▶ _Aim of the task_
Return all lines below containing the word "this".

▶ _Input_
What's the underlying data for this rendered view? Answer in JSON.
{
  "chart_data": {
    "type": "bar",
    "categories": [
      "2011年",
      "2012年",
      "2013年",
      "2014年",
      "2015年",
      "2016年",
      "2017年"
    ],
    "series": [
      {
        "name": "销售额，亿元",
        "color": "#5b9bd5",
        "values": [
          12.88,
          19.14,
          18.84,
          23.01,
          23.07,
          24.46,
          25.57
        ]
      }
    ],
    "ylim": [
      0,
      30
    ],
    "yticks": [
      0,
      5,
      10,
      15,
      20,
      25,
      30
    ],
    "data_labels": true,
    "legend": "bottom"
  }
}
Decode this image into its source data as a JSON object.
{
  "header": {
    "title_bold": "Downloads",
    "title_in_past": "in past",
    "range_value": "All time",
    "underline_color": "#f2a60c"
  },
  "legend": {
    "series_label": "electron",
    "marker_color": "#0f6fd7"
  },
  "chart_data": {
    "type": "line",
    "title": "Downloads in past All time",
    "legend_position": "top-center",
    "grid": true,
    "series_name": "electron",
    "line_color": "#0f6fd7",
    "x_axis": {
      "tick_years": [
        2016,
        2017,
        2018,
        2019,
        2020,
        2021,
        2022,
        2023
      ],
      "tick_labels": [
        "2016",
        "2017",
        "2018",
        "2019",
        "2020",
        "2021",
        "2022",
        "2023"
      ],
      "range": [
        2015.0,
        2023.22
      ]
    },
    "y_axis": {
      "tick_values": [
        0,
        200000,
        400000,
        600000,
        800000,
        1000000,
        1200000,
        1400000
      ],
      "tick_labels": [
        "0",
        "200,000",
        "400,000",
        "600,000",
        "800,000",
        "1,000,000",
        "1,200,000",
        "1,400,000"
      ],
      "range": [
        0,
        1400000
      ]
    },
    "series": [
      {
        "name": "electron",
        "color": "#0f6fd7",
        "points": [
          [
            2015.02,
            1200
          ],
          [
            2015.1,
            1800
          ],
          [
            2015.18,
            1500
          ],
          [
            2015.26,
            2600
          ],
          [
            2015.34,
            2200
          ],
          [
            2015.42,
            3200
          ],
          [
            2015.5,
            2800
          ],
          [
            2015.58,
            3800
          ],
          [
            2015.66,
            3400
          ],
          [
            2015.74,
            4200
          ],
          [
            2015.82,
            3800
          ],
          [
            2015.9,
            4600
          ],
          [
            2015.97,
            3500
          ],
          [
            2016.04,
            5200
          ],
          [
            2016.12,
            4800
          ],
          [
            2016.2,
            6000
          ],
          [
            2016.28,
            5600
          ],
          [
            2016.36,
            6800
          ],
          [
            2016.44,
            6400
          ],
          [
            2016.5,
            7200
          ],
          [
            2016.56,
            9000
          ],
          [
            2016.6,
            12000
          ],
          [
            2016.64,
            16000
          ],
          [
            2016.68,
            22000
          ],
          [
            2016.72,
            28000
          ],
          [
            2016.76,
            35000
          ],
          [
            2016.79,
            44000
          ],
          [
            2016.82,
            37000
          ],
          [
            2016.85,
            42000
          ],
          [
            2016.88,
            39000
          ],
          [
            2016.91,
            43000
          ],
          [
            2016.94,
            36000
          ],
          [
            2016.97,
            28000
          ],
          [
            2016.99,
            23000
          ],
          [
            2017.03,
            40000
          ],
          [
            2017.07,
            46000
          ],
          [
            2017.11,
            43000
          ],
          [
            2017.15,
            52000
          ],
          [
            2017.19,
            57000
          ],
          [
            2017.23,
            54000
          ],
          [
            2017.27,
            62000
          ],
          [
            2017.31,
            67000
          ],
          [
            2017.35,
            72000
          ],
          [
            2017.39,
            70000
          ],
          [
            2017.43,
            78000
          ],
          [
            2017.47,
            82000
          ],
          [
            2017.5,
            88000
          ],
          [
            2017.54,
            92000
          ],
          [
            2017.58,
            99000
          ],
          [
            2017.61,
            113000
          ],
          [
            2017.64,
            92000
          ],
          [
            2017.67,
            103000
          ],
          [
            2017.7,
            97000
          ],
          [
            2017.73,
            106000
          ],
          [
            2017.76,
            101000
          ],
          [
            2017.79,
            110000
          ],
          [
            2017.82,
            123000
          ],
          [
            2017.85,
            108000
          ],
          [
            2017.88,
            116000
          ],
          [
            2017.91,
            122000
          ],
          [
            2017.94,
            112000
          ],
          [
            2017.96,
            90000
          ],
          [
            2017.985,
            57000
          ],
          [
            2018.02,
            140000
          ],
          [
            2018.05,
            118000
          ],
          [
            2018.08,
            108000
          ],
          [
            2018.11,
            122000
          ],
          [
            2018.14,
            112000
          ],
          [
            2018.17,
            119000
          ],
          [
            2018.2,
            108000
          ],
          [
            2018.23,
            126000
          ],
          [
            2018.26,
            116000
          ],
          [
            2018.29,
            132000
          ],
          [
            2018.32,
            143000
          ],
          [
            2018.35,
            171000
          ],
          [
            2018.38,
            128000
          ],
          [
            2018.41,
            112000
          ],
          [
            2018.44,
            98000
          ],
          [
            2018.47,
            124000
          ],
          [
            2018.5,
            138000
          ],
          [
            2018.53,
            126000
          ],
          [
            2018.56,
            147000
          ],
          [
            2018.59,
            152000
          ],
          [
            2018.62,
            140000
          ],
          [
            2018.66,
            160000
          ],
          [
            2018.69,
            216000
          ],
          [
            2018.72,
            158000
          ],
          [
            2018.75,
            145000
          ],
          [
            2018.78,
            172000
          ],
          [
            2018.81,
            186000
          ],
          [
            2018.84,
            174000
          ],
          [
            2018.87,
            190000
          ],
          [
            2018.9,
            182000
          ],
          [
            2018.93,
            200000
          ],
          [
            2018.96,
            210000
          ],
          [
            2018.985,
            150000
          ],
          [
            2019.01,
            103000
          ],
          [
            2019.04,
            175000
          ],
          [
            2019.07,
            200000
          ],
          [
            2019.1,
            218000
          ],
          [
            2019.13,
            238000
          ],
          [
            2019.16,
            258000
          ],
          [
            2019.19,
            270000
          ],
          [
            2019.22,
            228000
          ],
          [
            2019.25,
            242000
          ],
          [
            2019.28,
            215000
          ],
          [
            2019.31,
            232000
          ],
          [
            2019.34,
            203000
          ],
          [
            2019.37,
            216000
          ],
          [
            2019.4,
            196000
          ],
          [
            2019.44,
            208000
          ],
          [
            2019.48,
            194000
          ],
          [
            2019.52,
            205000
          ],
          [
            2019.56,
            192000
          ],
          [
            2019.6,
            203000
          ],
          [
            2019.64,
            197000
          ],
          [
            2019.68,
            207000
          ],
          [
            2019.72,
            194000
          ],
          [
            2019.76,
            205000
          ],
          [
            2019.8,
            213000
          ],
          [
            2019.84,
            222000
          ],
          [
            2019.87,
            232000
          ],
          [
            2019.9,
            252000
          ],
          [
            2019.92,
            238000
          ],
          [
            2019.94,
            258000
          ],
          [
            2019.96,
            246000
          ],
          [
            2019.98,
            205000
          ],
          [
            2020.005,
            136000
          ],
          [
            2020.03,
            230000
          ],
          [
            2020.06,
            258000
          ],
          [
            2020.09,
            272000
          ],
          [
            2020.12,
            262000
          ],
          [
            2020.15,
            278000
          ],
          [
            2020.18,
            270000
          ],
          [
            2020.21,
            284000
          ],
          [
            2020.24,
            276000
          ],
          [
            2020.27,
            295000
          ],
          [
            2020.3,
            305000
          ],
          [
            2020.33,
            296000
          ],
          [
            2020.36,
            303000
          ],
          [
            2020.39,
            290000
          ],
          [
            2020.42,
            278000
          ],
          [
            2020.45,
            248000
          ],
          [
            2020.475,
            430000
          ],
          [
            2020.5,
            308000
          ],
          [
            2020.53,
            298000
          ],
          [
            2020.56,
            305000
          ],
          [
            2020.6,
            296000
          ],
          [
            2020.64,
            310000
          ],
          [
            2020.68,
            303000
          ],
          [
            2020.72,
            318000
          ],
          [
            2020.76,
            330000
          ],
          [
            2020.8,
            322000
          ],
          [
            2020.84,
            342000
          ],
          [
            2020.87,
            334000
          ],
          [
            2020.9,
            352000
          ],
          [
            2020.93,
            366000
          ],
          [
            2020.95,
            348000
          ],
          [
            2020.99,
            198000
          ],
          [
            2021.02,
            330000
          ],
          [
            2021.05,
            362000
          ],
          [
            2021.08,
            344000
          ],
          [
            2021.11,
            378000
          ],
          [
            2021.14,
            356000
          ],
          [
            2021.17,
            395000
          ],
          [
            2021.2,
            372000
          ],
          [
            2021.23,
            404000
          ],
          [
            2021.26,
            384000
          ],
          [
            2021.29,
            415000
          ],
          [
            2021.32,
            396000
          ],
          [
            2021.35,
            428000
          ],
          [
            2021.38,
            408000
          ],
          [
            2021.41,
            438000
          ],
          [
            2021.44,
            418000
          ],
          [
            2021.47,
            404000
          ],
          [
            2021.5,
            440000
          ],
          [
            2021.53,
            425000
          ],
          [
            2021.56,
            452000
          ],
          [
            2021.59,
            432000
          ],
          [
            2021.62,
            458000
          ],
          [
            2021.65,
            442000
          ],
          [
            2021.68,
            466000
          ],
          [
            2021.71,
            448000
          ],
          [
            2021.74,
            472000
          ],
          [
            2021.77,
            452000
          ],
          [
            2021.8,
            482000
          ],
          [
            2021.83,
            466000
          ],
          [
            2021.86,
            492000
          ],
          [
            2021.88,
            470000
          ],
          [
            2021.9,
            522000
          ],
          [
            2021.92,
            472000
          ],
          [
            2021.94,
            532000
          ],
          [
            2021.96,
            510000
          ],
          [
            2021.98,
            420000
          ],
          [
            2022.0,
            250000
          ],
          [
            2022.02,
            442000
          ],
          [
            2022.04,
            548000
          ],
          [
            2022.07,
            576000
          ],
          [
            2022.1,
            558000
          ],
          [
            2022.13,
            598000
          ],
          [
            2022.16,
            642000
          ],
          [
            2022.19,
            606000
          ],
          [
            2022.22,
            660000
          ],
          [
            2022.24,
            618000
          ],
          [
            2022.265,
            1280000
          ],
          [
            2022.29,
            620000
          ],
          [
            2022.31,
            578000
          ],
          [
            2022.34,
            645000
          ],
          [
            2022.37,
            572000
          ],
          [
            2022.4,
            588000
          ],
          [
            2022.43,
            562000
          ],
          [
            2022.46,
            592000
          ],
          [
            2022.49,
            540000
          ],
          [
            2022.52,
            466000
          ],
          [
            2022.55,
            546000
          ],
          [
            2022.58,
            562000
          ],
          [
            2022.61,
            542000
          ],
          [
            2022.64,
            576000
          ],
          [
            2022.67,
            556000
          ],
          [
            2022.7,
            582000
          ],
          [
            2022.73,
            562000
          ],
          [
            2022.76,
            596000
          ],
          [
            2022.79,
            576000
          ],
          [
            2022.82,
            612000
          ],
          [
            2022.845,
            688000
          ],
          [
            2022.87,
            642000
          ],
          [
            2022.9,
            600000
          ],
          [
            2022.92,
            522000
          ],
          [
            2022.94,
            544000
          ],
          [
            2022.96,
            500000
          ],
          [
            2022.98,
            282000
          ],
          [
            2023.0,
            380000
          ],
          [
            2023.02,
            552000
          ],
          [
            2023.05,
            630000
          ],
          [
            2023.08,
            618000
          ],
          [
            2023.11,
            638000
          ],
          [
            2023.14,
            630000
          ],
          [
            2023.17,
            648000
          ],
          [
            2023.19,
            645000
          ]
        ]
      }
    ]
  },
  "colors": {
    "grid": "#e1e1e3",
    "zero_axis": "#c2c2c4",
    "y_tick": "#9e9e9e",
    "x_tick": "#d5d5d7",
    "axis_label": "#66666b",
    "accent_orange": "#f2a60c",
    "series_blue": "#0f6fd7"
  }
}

▶ _Output of the exercise_
What's the underlying data for this rendered view? Answer in JSON.
Decode this image into its source data as a JSON object.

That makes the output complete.